■ Description of the task
Lines that contain the string "noticia" are to be copied; leave out all others.

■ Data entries
⁂

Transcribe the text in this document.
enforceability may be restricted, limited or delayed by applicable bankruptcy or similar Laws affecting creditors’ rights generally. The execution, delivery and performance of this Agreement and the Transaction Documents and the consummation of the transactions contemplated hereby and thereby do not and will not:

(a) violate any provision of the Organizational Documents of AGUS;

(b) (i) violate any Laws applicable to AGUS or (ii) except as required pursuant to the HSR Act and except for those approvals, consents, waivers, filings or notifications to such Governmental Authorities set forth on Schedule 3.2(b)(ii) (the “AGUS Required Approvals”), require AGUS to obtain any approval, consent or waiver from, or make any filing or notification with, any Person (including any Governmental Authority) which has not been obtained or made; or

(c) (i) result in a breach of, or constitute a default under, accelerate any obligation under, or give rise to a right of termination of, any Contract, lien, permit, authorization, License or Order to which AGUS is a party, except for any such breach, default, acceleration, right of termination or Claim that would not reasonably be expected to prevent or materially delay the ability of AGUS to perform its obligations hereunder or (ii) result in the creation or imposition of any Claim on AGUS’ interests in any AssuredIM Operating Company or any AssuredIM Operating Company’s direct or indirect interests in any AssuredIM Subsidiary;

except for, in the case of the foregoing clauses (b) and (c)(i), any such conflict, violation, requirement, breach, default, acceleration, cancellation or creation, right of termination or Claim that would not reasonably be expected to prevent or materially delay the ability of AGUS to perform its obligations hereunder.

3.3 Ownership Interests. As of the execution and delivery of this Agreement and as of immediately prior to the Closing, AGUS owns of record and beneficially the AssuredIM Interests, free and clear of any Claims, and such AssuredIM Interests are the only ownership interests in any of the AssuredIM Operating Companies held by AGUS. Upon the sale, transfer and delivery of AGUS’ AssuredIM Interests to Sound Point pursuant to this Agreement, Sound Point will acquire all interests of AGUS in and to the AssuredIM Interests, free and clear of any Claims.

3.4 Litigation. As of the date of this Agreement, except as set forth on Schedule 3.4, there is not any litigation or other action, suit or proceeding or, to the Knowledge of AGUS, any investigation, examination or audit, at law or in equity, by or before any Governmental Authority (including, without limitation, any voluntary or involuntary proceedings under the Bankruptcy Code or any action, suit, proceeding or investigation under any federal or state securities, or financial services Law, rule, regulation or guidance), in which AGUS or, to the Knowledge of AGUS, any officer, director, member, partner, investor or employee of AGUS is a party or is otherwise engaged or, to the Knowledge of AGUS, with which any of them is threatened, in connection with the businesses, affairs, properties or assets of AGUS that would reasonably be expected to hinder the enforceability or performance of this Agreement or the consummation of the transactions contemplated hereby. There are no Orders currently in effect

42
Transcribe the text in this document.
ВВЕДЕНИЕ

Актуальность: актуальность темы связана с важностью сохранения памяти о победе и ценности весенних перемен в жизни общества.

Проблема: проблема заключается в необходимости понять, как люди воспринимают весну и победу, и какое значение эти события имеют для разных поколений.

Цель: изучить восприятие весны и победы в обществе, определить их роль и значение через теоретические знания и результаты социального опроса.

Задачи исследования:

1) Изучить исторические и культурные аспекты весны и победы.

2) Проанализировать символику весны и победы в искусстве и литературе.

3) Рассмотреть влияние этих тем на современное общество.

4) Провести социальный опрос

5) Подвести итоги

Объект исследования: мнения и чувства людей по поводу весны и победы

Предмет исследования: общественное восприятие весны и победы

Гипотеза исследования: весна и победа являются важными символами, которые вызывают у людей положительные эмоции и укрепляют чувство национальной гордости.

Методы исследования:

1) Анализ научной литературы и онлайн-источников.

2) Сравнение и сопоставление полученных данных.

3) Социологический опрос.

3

⁂

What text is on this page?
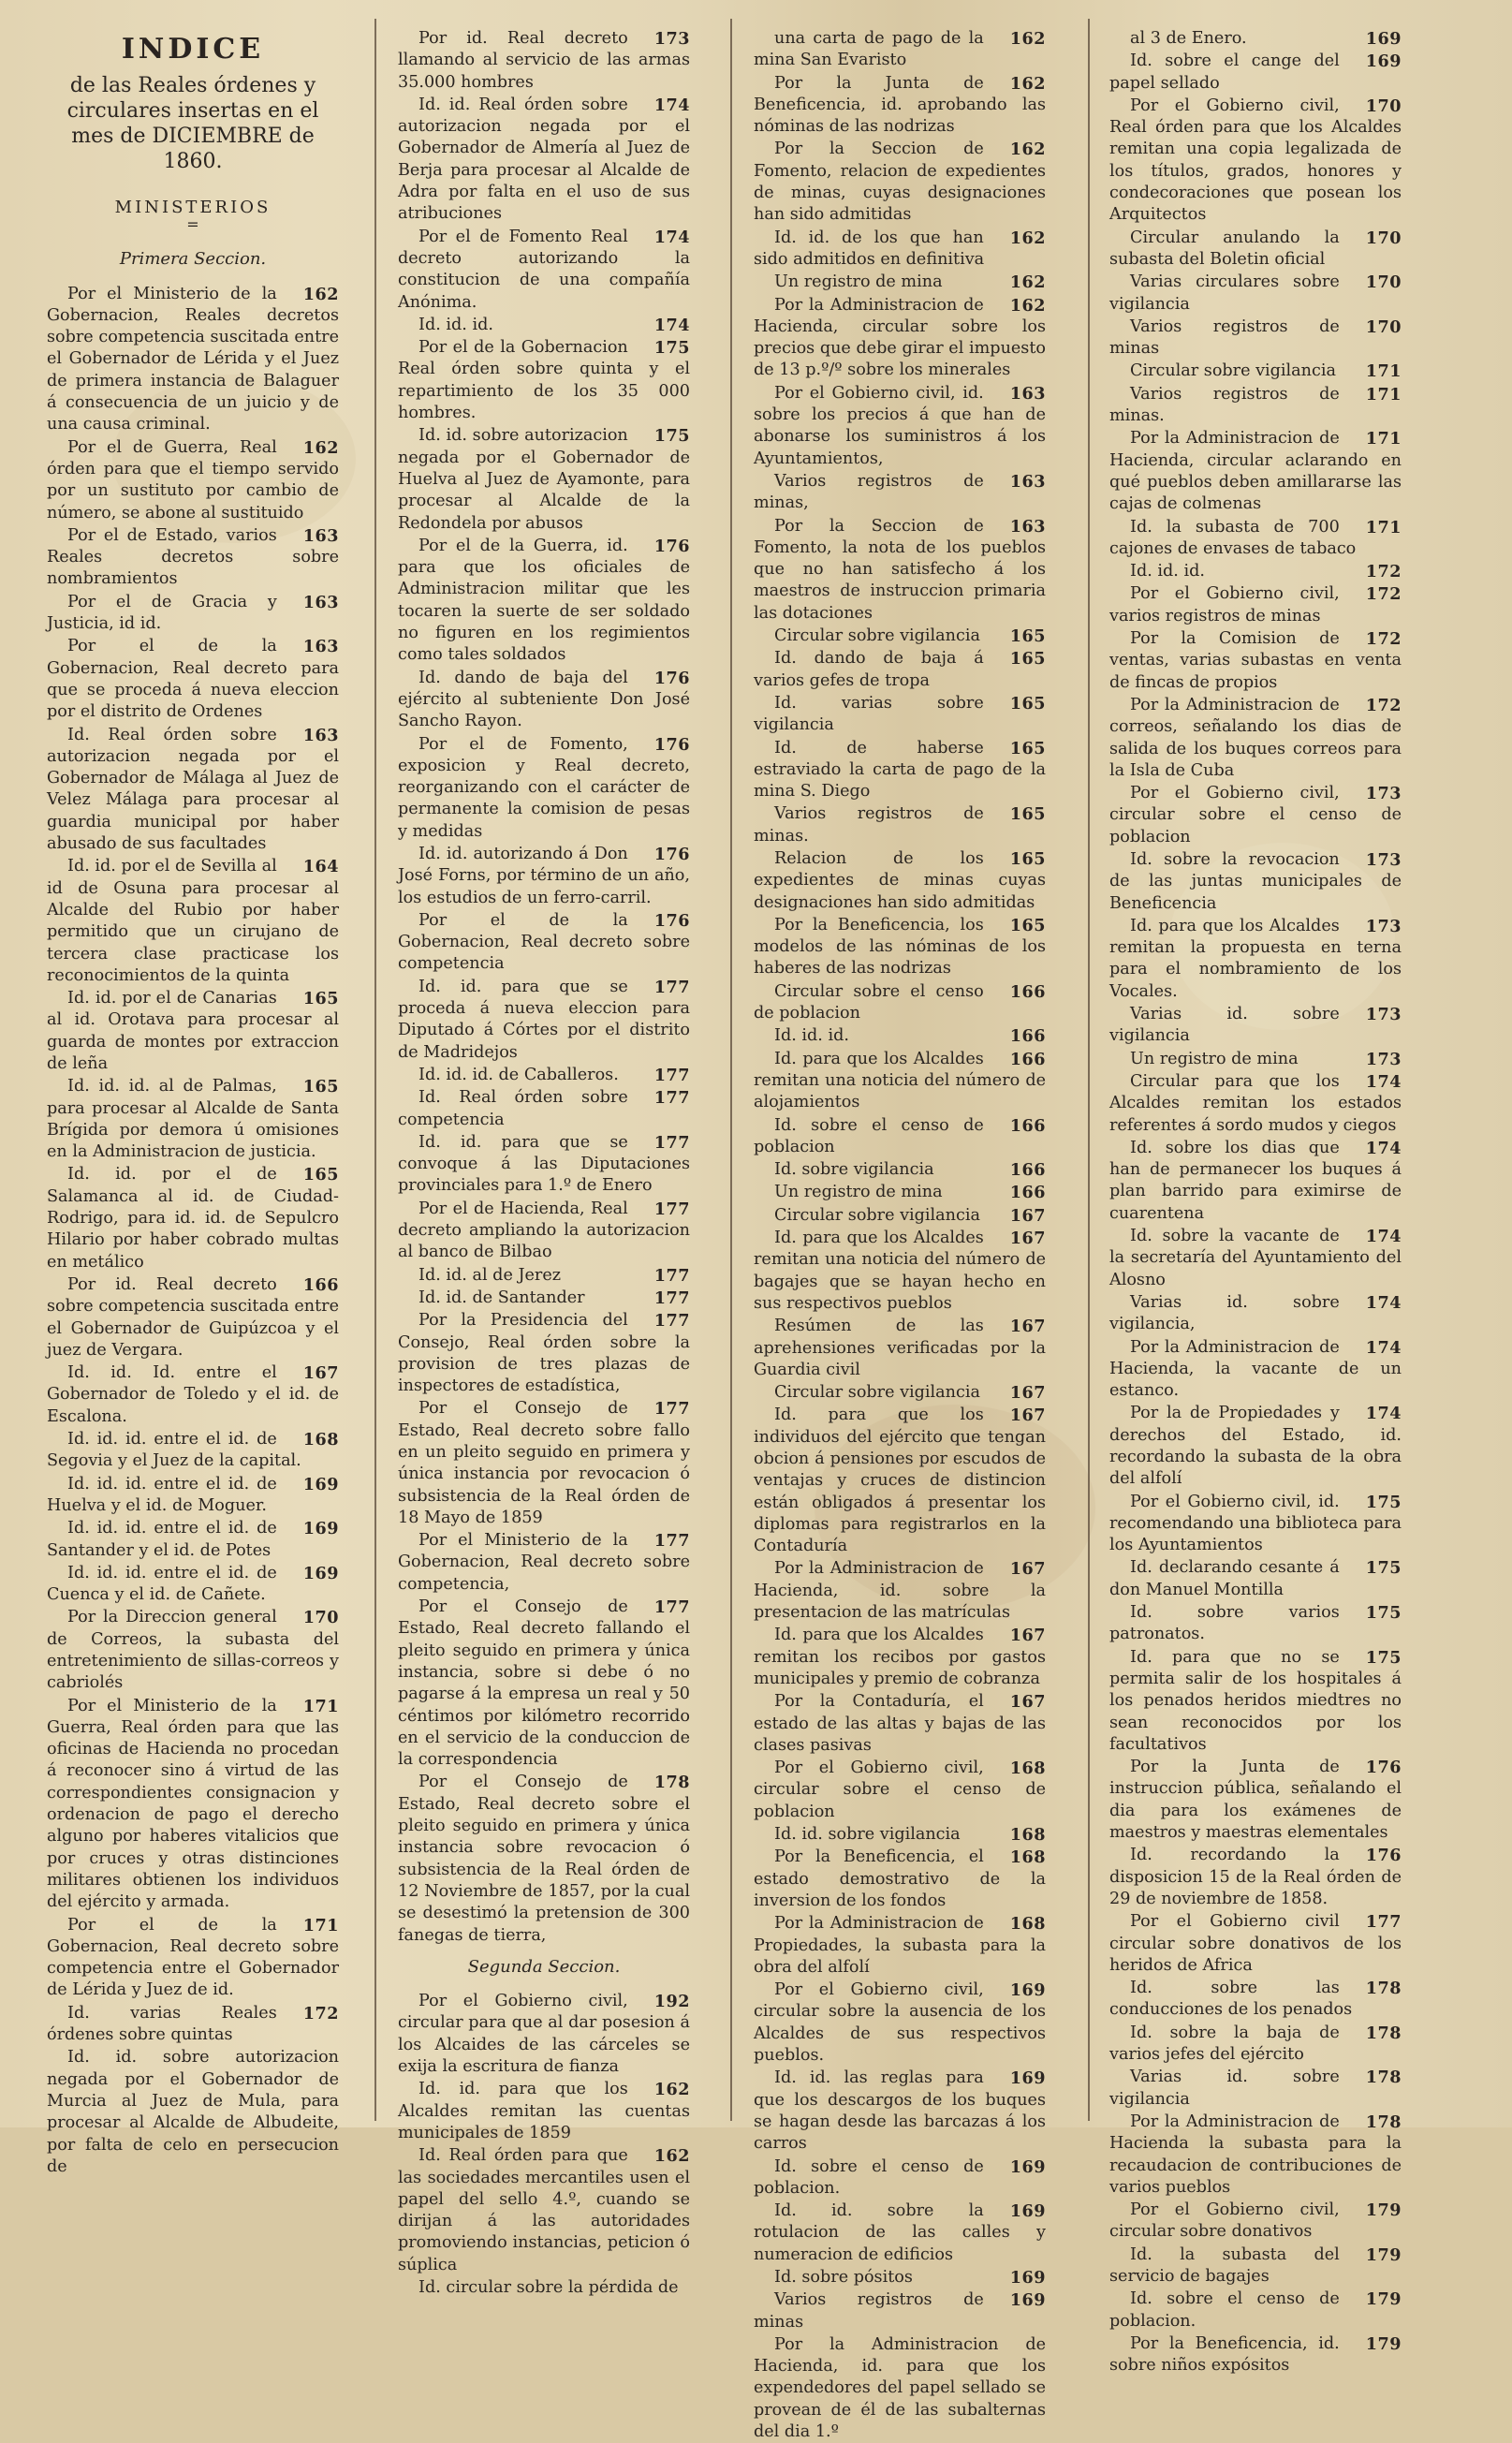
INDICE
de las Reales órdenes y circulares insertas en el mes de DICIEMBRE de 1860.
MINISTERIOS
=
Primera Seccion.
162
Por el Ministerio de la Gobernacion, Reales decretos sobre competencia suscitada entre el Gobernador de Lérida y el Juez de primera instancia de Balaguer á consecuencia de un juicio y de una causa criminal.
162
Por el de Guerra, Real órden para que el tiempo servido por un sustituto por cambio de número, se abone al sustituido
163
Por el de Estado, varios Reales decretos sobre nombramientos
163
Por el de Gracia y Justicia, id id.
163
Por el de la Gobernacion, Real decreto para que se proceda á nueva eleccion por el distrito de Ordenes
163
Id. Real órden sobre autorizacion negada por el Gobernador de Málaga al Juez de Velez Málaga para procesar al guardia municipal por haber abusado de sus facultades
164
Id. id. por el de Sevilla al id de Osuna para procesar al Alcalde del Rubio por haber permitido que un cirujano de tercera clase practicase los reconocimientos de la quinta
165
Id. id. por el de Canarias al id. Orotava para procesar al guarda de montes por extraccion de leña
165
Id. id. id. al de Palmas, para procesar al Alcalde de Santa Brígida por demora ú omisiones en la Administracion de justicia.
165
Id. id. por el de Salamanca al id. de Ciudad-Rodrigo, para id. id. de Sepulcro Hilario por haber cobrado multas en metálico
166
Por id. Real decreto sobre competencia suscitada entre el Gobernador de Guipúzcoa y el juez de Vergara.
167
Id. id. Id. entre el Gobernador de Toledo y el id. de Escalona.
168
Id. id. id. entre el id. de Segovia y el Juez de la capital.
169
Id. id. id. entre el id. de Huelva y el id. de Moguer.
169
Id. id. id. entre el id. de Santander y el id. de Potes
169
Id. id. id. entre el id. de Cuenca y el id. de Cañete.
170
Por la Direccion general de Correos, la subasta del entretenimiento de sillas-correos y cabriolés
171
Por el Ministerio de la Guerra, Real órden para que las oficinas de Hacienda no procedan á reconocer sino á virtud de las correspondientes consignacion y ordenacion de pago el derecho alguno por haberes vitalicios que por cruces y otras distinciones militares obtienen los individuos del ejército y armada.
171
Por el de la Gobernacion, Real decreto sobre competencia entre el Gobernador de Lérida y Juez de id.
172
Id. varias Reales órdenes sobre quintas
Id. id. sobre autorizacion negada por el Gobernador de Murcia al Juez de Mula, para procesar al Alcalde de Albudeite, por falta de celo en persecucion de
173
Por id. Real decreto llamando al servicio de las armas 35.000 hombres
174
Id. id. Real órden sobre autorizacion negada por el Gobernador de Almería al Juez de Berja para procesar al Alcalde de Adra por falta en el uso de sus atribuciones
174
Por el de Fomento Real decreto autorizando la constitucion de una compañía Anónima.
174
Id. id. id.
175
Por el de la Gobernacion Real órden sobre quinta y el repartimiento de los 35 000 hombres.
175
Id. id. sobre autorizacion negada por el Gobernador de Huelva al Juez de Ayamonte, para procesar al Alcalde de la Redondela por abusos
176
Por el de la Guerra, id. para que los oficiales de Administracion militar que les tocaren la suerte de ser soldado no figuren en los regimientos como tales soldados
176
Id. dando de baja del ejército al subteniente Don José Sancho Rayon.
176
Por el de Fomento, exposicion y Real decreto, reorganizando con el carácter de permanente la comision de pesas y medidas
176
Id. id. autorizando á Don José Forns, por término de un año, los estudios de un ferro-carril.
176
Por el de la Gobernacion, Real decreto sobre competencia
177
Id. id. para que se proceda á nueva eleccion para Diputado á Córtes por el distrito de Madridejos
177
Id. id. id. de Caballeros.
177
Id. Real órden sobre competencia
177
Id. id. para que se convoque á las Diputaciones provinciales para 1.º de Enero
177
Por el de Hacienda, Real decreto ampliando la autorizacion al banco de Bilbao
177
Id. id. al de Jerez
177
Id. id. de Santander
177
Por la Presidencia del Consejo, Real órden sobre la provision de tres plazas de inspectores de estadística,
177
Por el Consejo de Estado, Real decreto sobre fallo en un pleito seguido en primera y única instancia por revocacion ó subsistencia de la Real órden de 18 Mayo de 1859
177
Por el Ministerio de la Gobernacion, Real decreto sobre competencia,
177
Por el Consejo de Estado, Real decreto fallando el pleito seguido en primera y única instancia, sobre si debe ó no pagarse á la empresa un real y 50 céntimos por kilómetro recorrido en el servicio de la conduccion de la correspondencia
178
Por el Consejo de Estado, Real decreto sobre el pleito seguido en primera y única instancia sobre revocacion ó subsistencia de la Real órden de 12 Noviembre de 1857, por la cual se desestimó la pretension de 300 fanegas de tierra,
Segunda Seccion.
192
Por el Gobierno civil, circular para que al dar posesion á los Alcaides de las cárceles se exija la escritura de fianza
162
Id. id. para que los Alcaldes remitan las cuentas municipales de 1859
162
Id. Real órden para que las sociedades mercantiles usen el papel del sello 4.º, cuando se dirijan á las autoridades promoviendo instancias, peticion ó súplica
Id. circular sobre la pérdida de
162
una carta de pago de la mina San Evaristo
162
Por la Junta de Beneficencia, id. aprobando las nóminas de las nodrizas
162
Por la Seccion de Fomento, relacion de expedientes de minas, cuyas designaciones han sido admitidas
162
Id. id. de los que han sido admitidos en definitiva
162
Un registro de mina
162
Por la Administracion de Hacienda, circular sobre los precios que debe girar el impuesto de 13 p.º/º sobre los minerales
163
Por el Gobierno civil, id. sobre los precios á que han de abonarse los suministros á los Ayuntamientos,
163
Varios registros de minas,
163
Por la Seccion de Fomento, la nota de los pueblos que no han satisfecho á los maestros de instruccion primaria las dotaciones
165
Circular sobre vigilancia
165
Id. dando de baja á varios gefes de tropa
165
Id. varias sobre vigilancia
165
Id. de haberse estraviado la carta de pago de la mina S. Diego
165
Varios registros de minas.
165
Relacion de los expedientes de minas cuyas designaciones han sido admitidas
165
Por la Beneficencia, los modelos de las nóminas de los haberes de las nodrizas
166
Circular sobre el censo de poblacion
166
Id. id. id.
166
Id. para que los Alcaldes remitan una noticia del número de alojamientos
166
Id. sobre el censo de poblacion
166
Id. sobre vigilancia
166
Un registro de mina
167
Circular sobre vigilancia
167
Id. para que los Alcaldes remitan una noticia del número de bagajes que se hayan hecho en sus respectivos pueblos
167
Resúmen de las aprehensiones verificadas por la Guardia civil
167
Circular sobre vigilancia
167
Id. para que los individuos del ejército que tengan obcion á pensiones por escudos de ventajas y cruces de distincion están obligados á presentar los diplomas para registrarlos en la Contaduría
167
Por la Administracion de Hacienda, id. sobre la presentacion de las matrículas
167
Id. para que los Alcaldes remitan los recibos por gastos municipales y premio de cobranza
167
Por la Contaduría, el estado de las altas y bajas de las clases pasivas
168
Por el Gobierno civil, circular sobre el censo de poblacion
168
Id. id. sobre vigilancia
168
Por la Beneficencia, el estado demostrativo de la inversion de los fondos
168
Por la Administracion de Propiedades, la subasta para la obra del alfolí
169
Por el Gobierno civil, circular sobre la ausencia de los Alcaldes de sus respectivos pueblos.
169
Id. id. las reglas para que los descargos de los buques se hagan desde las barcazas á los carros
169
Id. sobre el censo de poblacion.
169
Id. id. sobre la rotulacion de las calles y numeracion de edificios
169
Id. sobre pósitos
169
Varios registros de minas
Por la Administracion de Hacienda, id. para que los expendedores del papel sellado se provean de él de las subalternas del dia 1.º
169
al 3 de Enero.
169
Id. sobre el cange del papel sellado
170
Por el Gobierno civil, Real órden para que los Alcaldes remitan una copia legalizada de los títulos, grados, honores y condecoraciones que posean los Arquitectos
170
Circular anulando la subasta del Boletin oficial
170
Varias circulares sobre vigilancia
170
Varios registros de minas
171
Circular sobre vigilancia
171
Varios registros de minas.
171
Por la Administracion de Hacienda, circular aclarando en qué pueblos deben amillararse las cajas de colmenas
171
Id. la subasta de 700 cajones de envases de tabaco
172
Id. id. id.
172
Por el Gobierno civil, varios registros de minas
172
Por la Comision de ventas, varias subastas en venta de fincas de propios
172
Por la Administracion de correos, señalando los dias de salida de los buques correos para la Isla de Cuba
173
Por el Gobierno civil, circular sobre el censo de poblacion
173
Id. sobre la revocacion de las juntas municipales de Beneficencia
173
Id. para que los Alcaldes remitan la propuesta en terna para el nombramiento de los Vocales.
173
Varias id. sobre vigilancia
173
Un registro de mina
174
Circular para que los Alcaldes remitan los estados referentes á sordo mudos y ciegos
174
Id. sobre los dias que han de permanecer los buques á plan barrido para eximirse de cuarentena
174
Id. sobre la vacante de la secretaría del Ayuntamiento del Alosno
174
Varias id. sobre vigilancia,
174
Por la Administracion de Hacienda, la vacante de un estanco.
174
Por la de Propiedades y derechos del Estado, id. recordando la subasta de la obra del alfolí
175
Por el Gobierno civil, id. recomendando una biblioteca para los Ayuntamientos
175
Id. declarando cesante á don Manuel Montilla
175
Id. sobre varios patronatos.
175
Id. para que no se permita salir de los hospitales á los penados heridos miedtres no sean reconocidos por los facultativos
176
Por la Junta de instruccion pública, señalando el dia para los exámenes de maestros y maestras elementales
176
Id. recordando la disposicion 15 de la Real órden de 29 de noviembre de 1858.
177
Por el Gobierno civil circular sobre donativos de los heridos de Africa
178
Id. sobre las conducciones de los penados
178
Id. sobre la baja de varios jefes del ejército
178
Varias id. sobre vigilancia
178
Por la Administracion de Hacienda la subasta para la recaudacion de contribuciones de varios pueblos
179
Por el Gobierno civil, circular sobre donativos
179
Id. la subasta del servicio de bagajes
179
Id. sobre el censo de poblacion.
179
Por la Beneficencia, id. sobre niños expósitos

⁂

■ The reply
Id. para que los Alcaldes remitan una noticia del número de alojamientos
Id. para que los Alcaldes remitan una noticia del número de bagajes que se hayan hecho en sus respectivos pueblos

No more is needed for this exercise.